• _THE TASK_:
Show every line in the records below that contains the word "object".

• _DATASET RECORDS_:
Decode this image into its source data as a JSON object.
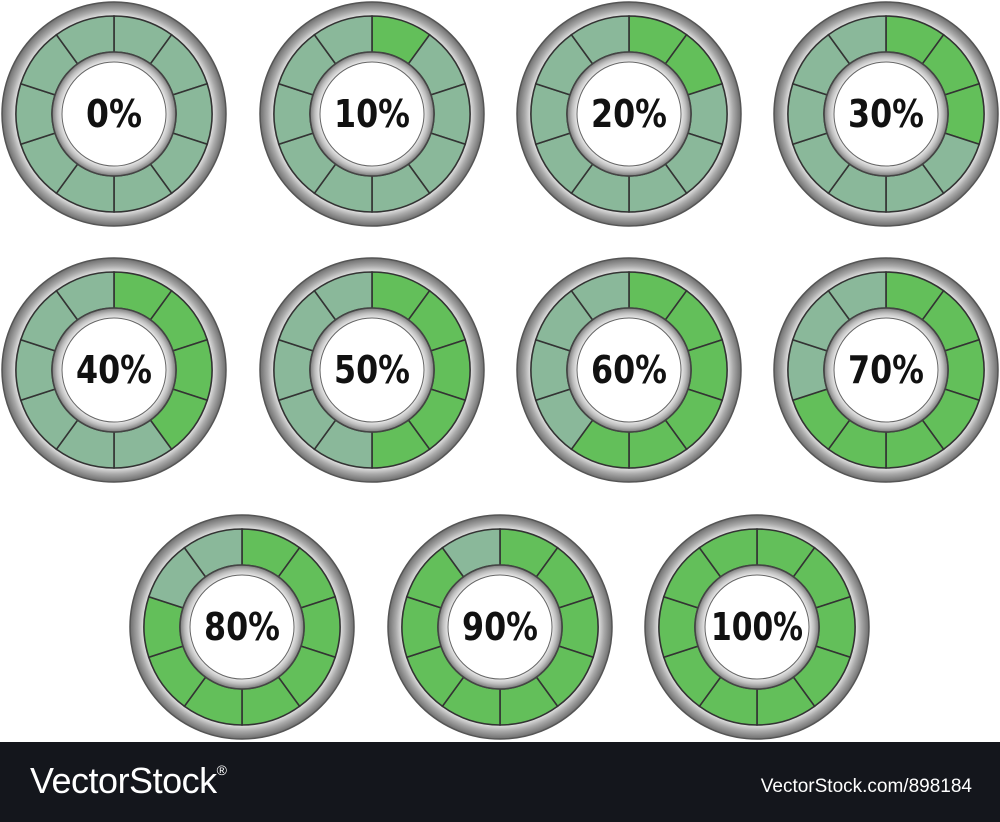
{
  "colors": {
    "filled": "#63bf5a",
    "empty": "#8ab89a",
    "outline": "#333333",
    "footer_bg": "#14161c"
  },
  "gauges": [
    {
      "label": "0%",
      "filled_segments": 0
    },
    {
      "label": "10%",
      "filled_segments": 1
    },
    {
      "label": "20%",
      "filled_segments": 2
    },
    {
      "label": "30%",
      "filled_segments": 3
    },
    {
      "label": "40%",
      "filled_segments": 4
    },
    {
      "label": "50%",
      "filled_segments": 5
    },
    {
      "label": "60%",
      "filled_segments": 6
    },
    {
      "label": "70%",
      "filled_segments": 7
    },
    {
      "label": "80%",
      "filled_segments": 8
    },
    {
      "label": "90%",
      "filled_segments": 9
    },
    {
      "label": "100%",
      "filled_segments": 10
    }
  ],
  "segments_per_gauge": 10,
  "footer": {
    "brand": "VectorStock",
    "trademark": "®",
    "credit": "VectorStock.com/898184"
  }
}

---

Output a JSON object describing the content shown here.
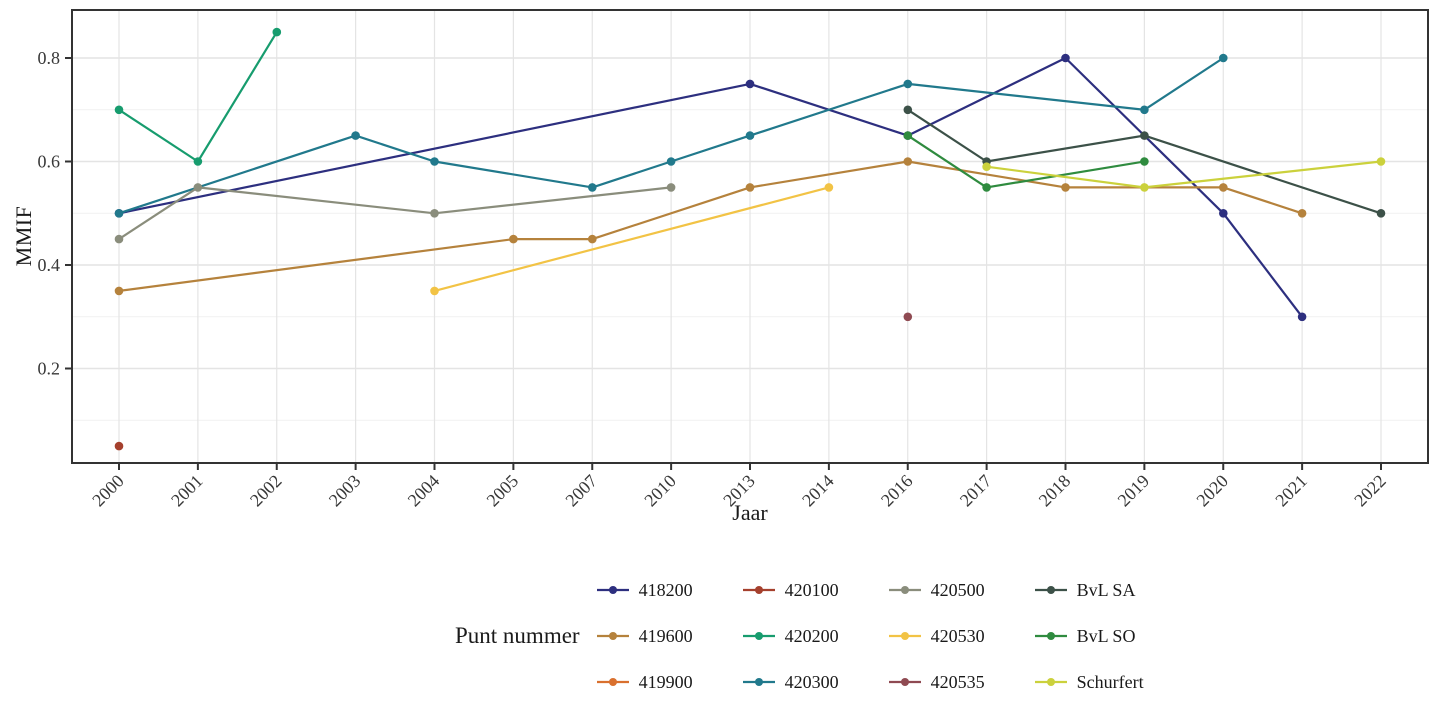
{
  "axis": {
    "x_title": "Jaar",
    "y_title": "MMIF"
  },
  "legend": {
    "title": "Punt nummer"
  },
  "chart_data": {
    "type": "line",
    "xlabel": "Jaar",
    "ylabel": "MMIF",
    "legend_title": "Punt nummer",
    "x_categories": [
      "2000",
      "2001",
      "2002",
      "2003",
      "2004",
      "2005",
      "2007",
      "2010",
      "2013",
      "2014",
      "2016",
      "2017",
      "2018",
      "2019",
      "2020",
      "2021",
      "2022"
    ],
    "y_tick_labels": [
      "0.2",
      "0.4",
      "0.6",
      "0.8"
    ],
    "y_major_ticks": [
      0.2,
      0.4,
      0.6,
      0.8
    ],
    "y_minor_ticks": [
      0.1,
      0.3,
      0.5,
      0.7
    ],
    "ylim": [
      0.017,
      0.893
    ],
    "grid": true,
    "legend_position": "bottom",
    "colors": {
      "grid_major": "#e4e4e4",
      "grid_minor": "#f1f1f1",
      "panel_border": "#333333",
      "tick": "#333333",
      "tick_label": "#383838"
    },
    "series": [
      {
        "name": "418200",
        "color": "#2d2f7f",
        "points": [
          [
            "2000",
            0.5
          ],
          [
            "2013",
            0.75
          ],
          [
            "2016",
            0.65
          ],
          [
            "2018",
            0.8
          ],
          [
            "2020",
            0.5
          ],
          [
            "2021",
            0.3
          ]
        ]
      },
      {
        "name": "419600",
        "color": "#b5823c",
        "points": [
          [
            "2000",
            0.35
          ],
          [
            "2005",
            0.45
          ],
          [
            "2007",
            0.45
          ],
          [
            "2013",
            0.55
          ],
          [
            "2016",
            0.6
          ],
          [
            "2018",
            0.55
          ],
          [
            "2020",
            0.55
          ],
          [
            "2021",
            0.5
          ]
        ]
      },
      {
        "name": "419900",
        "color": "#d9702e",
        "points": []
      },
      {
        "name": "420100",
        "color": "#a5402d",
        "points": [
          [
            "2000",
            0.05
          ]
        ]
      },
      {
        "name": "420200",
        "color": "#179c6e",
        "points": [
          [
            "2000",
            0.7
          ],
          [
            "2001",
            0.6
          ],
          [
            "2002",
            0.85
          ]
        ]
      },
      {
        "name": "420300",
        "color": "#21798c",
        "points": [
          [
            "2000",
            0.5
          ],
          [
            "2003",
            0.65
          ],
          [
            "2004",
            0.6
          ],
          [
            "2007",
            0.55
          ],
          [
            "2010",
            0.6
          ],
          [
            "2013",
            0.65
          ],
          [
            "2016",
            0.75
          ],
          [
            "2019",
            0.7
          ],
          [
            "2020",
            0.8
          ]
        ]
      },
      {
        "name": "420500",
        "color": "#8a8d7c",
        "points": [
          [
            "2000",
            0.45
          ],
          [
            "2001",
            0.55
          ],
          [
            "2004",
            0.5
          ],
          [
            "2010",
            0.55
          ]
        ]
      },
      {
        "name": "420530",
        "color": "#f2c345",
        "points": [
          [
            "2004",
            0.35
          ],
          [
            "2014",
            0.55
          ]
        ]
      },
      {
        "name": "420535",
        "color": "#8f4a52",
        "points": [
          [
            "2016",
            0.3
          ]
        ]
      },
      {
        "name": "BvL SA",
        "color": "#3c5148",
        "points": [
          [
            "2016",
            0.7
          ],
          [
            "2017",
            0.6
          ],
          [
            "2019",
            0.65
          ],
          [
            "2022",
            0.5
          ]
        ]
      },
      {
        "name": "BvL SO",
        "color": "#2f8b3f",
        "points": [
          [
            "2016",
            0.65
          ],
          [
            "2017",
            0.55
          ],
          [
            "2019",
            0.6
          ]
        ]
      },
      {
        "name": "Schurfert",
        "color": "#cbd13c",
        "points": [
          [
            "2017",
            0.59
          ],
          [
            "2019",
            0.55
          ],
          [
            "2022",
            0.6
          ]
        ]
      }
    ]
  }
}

• _RESULT_:
Decode this image into its source data as a JSON object.
Output a JSON object describing the content shown here.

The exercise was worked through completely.